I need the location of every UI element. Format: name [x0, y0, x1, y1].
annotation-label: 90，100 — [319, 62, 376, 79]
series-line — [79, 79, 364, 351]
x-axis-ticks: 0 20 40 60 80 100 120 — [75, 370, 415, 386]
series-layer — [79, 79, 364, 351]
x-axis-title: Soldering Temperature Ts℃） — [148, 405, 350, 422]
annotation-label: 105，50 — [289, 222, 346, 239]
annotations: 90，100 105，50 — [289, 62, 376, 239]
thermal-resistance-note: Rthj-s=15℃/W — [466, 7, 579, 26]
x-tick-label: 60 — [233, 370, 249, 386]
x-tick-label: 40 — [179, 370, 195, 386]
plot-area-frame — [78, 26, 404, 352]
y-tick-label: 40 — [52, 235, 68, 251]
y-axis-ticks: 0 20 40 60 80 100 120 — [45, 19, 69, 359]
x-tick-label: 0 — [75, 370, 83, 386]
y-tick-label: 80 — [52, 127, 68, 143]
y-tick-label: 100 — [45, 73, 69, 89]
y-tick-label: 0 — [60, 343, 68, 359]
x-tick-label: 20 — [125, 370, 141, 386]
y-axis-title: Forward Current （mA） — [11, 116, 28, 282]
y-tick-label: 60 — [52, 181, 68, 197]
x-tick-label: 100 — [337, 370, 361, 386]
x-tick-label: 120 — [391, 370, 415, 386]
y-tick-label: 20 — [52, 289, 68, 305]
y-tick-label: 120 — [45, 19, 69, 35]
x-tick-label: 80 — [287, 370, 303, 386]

**WHAT IS REQUIRED**. Quote verbatim the lines starting at the first line above and ending at the line that contains "series-layer — [79, 79, 364, 351]", with both of those lines included.

**SOLUTION**.
I need the location of every UI element. Format: name [x0, y0, x1, y1].
annotation-label: 90，100 — [319, 62, 376, 79]
series-line — [79, 79, 364, 351]
x-axis-ticks: 0 20 40 60 80 100 120 — [75, 370, 415, 386]
series-layer — [79, 79, 364, 351]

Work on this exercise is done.